→ WRITTEN REQUEST
Copy out all lines that hold "JSON".

→ INPUT

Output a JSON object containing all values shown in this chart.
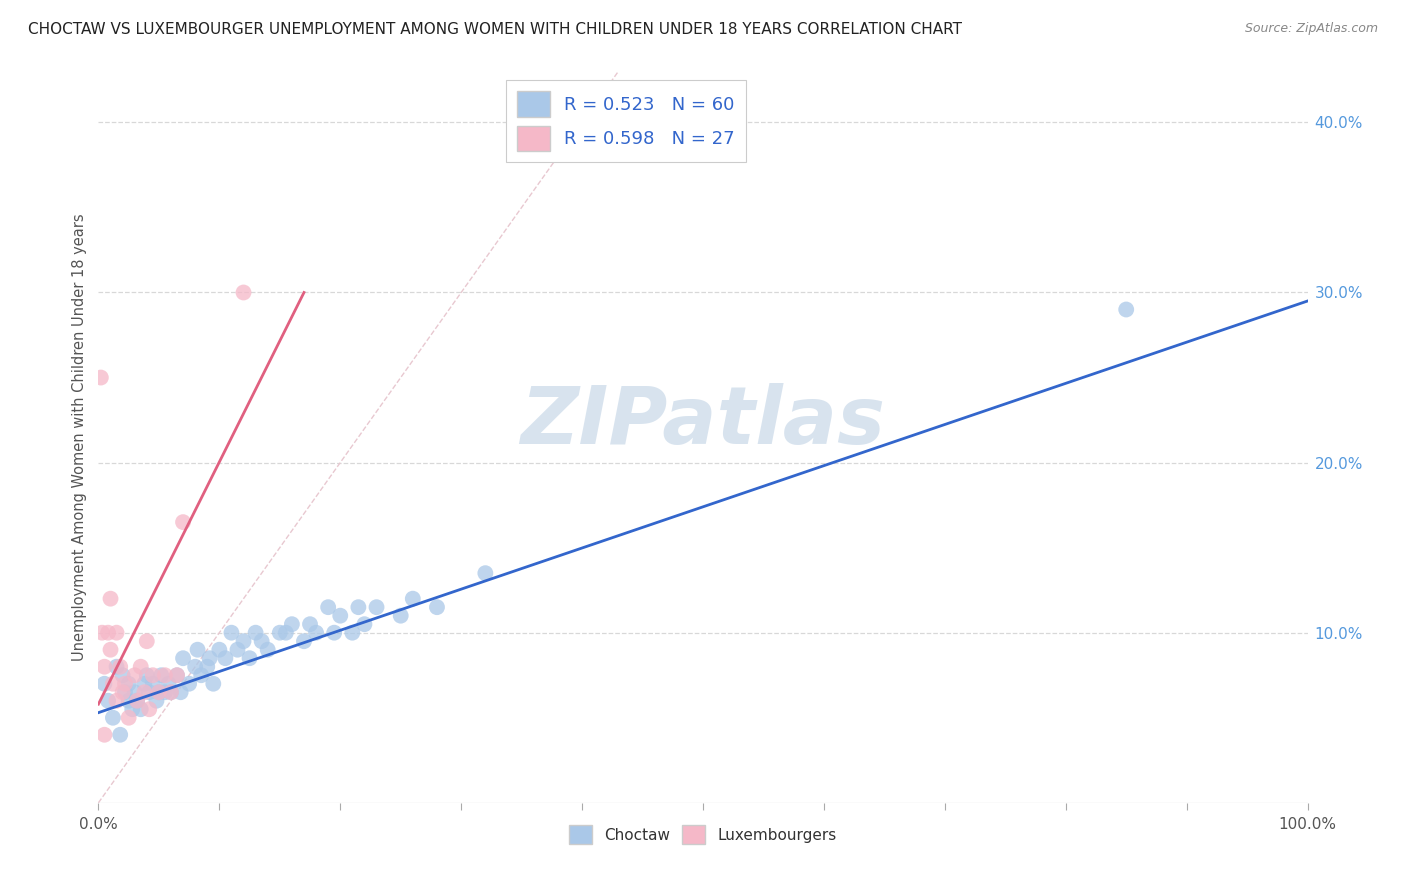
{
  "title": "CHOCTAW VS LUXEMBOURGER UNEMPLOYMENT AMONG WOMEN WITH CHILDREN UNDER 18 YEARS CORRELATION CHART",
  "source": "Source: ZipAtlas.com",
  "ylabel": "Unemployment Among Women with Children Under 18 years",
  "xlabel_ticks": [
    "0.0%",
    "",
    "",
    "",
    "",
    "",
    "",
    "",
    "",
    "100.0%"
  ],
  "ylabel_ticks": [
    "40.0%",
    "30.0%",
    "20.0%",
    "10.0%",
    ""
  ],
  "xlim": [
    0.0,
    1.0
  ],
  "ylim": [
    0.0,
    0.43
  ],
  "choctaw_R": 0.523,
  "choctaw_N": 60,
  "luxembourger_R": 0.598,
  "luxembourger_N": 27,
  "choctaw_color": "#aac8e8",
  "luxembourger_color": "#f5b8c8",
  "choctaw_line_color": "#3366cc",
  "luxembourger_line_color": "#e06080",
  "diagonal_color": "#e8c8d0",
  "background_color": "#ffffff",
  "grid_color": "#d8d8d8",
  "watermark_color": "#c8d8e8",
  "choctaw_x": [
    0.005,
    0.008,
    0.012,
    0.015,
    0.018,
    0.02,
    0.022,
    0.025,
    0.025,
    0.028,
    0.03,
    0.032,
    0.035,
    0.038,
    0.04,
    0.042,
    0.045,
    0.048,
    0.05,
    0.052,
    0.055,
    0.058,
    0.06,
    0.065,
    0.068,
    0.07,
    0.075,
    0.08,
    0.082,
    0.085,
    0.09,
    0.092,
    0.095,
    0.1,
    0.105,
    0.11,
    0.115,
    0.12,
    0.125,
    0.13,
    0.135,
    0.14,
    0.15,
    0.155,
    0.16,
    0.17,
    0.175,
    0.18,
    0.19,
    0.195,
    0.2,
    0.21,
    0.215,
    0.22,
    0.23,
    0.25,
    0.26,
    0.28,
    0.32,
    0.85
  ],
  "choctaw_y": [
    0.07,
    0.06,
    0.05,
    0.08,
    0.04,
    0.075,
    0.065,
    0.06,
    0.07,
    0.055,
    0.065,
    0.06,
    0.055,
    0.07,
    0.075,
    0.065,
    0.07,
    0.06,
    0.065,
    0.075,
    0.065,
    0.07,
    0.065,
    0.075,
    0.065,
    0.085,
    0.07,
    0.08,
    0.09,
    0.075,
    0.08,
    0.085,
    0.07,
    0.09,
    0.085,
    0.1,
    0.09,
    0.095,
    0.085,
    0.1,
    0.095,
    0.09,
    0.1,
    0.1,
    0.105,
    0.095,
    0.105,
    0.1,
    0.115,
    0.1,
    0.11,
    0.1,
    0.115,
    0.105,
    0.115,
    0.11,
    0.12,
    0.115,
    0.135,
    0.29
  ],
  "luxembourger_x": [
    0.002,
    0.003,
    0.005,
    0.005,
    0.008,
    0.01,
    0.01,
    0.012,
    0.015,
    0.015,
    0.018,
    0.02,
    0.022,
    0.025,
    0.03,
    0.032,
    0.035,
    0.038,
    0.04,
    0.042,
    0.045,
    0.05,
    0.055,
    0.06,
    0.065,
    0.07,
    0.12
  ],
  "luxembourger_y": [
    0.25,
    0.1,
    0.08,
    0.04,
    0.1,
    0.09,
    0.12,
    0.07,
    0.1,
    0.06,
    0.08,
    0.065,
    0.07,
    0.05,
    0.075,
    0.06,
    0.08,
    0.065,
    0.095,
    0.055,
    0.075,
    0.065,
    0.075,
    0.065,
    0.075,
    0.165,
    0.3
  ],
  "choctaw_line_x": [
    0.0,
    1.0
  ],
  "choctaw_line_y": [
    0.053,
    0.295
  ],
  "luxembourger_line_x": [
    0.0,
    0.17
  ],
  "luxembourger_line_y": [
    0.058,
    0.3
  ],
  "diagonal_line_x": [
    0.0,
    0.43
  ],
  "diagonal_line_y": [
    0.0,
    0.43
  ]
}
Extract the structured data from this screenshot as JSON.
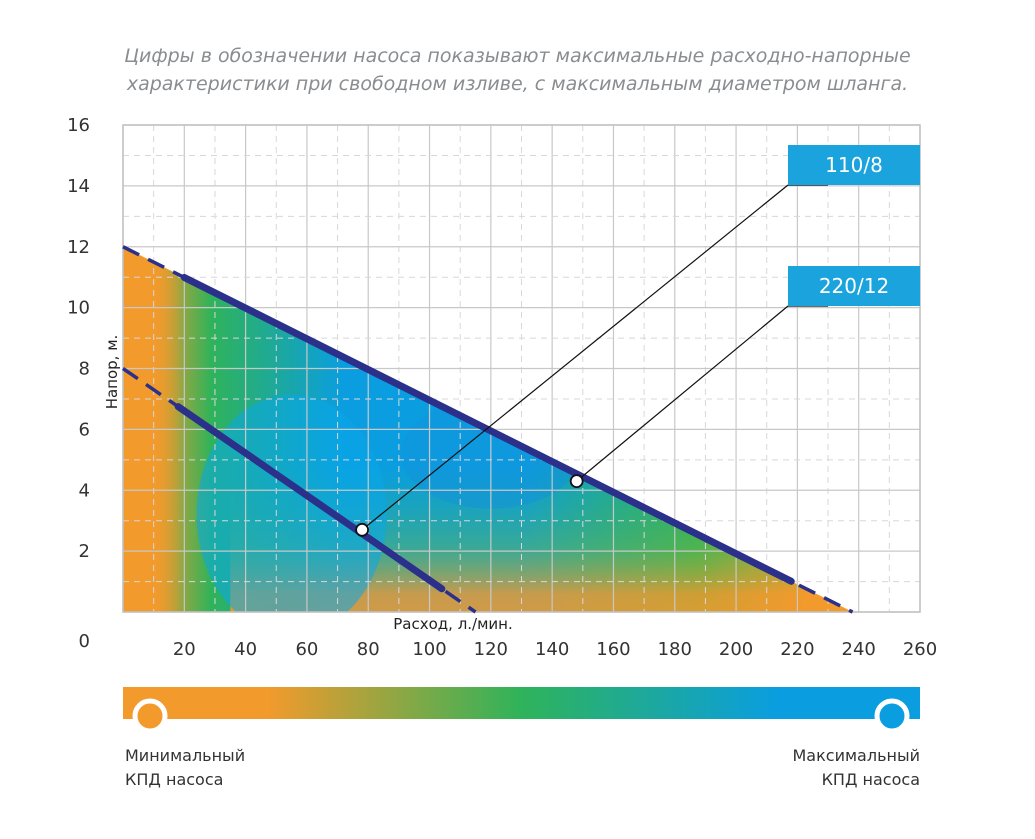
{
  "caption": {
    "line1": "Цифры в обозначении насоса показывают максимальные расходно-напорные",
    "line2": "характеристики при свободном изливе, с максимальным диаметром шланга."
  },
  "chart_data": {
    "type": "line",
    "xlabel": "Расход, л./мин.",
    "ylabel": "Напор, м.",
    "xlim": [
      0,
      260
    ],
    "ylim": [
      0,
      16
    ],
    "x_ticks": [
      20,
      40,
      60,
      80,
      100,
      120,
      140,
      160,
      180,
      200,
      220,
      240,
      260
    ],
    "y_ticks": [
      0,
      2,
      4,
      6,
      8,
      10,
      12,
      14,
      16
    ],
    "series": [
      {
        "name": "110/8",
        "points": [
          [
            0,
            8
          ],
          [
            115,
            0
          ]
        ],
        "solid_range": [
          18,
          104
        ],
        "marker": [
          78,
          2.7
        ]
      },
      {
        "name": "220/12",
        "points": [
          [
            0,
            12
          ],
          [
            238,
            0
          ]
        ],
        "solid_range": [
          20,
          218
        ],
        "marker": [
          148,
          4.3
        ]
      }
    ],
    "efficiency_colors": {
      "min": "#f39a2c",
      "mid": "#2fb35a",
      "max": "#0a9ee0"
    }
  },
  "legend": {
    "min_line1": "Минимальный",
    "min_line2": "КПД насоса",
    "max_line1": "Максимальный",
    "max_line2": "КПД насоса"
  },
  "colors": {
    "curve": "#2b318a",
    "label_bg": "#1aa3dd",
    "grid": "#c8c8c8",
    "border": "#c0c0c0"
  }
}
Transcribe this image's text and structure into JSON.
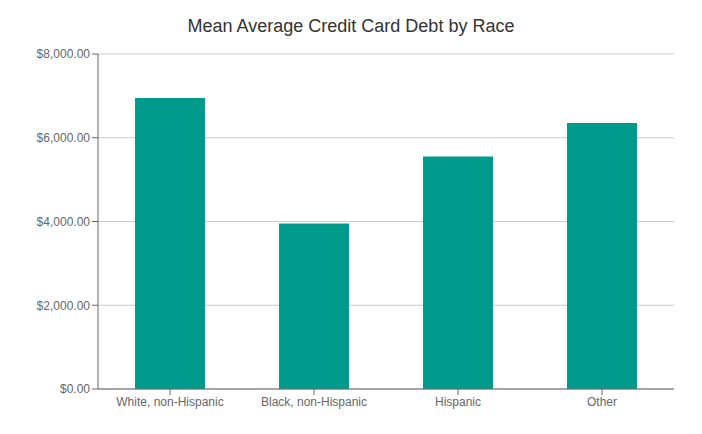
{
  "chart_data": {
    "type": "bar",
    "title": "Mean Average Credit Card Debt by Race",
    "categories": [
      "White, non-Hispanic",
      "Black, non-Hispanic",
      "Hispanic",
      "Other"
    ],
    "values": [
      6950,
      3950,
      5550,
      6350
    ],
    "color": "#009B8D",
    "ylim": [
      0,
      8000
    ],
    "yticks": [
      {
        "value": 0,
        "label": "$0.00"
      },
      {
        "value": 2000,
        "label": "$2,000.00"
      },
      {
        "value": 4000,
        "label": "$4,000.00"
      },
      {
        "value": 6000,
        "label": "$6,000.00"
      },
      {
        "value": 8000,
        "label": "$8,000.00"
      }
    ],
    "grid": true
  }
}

→ SOLUTION FOR THIS EXERCISE
Output a JSON object containing all values shown in this chart.
Extract the structured data from this screenshot as JSON.
Transcribe this image's text and structure into JSON.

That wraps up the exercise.